> _Stated goal_:
Every entry must be echoed exactly.

◇ ◇ ◇

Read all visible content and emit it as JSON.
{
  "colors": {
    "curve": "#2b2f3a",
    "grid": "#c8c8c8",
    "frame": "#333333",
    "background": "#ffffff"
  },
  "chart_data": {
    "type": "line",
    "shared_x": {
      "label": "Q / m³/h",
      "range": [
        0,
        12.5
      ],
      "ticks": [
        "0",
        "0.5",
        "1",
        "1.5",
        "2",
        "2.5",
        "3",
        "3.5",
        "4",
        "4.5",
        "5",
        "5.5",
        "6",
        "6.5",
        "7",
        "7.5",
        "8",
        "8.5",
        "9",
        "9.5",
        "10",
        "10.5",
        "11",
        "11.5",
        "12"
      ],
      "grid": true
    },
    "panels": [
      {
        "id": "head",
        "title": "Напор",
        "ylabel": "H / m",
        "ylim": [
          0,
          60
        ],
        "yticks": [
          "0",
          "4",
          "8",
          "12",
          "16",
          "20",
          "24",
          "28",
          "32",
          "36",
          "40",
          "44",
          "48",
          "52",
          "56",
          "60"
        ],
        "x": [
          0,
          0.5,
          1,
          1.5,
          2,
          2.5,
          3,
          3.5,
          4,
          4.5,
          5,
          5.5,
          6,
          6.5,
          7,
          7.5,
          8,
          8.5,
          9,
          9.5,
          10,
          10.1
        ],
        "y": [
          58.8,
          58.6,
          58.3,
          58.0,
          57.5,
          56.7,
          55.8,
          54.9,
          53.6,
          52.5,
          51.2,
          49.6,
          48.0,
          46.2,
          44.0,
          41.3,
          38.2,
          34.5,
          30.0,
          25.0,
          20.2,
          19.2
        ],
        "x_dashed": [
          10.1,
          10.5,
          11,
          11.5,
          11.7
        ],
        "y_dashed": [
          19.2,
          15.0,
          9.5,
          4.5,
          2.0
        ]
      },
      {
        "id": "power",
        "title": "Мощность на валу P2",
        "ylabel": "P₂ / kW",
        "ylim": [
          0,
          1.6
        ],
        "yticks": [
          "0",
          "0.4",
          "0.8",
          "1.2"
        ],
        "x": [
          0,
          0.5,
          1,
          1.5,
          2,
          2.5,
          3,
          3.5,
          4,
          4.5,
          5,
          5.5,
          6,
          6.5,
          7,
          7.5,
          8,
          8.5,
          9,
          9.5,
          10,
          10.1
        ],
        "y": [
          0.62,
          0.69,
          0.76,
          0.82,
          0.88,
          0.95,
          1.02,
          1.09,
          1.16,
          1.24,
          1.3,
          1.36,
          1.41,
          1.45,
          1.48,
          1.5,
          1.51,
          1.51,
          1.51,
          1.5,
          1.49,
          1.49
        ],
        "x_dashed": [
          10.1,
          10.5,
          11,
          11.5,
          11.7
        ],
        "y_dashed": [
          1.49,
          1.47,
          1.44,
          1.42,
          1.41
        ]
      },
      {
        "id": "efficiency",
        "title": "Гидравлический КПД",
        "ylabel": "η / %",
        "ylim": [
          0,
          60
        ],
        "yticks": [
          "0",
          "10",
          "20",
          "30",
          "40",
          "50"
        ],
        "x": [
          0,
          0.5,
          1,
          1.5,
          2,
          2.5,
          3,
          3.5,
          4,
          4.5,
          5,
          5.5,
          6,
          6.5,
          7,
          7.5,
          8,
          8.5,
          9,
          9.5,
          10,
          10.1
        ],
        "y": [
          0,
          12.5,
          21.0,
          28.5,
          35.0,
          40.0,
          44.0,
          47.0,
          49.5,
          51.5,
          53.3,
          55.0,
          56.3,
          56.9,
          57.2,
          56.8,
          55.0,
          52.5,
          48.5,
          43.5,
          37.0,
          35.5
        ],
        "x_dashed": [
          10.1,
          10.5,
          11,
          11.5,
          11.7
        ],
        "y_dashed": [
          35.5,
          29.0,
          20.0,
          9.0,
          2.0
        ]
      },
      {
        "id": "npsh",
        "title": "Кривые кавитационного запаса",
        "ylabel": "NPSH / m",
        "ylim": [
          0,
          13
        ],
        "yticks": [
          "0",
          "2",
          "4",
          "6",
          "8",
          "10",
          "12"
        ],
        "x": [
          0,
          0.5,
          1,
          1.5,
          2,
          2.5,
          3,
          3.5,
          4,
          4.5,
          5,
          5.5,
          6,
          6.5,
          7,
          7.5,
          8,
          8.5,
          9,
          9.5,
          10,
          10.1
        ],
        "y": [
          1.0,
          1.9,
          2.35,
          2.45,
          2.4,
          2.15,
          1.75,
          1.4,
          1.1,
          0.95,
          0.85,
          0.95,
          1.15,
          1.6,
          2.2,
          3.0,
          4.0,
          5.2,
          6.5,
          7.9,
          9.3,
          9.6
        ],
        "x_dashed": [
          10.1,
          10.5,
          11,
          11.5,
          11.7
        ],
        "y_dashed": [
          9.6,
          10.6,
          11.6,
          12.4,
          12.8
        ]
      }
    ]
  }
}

◇ ◇ ◇

> _Exercise result_:
Read all visible content and emit it as JSON.
{
  "colors": {
    "curve": "#2b2f3a",
    "grid": "#c8c8c8",
    "frame": "#333333",
    "background": "#ffffff"
  },
  "chart_data": {
    "type": "line",
    "shared_x": {
      "label": "Q / m³/h",
      "range": [
        0,
        12.5
      ],
      "ticks": [
        "0",
        "0.5",
        "1",
        "1.5",
        "2",
        "2.5",
        "3",
        "3.5",
        "4",
        "4.5",
        "5",
        "5.5",
        "6",
        "6.5",
        "7",
        "7.5",
        "8",
        "8.5",
        "9",
        "9.5",
        "10",
        "10.5",
        "11",
        "11.5",
        "12"
      ],
      "grid": true
    },
    "panels": [
      {
        "id": "head",
        "title": "Напор",
        "ylabel": "H / m",
        "ylim": [
          0,
          60
        ],
        "yticks": [
          "0",
          "4",
          "8",
          "12",
          "16",
          "20",
          "24",
          "28",
          "32",
          "36",
          "40",
          "44",
          "48",
          "52",
          "56",
          "60"
        ],
        "x": [
          0,
          0.5,
          1,
          1.5,
          2,
          2.5,
          3,
          3.5,
          4,
          4.5,
          5,
          5.5,
          6,
          6.5,
          7,
          7.5,
          8,
          8.5,
          9,
          9.5,
          10,
          10.1
        ],
        "y": [
          58.8,
          58.6,
          58.3,
          58.0,
          57.5,
          56.7,
          55.8,
          54.9,
          53.6,
          52.5,
          51.2,
          49.6,
          48.0,
          46.2,
          44.0,
          41.3,
          38.2,
          34.5,
          30.0,
          25.0,
          20.2,
          19.2
        ],
        "x_dashed": [
          10.1,
          10.5,
          11,
          11.5,
          11.7
        ],
        "y_dashed": [
          19.2,
          15.0,
          9.5,
          4.5,
          2.0
        ]
      },
      {
        "id": "power",
        "title": "Мощность на валу P2",
        "ylabel": "P₂ / kW",
        "ylim": [
          0,
          1.6
        ],
        "yticks": [
          "0",
          "0.4",
          "0.8",
          "1.2"
        ],
        "x": [
          0,
          0.5,
          1,
          1.5,
          2,
          2.5,
          3,
          3.5,
          4,
          4.5,
          5,
          5.5,
          6,
          6.5,
          7,
          7.5,
          8,
          8.5,
          9,
          9.5,
          10,
          10.1
        ],
        "y": [
          0.62,
          0.69,
          0.76,
          0.82,
          0.88,
          0.95,
          1.02,
          1.09,
          1.16,
          1.24,
          1.3,
          1.36,
          1.41,
          1.45,
          1.48,
          1.5,
          1.51,
          1.51,
          1.51,
          1.5,
          1.49,
          1.49
        ],
        "x_dashed": [
          10.1,
          10.5,
          11,
          11.5,
          11.7
        ],
        "y_dashed": [
          1.49,
          1.47,
          1.44,
          1.42,
          1.41
        ]
      },
      {
        "id": "efficiency",
        "title": "Гидравлический КПД",
        "ylabel": "η / %",
        "ylim": [
          0,
          60
        ],
        "yticks": [
          "0",
          "10",
          "20",
          "30",
          "40",
          "50"
        ],
        "x": [
          0,
          0.5,
          1,
          1.5,
          2,
          2.5,
          3,
          3.5,
          4,
          4.5,
          5,
          5.5,
          6,
          6.5,
          7,
          7.5,
          8,
          8.5,
          9,
          9.5,
          10,
          10.1
        ],
        "y": [
          0,
          12.5,
          21.0,
          28.5,
          35.0,
          40.0,
          44.0,
          47.0,
          49.5,
          51.5,
          53.3,
          55.0,
          56.3,
          56.9,
          57.2,
          56.8,
          55.0,
          52.5,
          48.5,
          43.5,
          37.0,
          35.5
        ],
        "x_dashed": [
          10.1,
          10.5,
          11,
          11.5,
          11.7
        ],
        "y_dashed": [
          35.5,
          29.0,
          20.0,
          9.0,
          2.0
        ]
      },
      {
        "id": "npsh",
        "title": "Кривые кавитационного запаса",
        "ylabel": "NPSH / m",
        "ylim": [
          0,
          13
        ],
        "yticks": [
          "0",
          "2",
          "4",
          "6",
          "8",
          "10",
          "12"
        ],
        "x": [
          0,
          0.5,
          1,
          1.5,
          2,
          2.5,
          3,
          3.5,
          4,
          4.5,
          5,
          5.5,
          6,
          6.5,
          7,
          7.5,
          8,
          8.5,
          9,
          9.5,
          10,
          10.1
        ],
        "y": [
          1.0,
          1.9,
          2.35,
          2.45,
          2.4,
          2.15,
          1.75,
          1.4,
          1.1,
          0.95,
          0.85,
          0.95,
          1.15,
          1.6,
          2.2,
          3.0,
          4.0,
          5.2,
          6.5,
          7.9,
          9.3,
          9.6
        ],
        "x_dashed": [
          10.1,
          10.5,
          11,
          11.5,
          11.7
        ],
        "y_dashed": [
          9.6,
          10.6,
          11.6,
          12.4,
          12.8
        ]
      }
    ]
  }
}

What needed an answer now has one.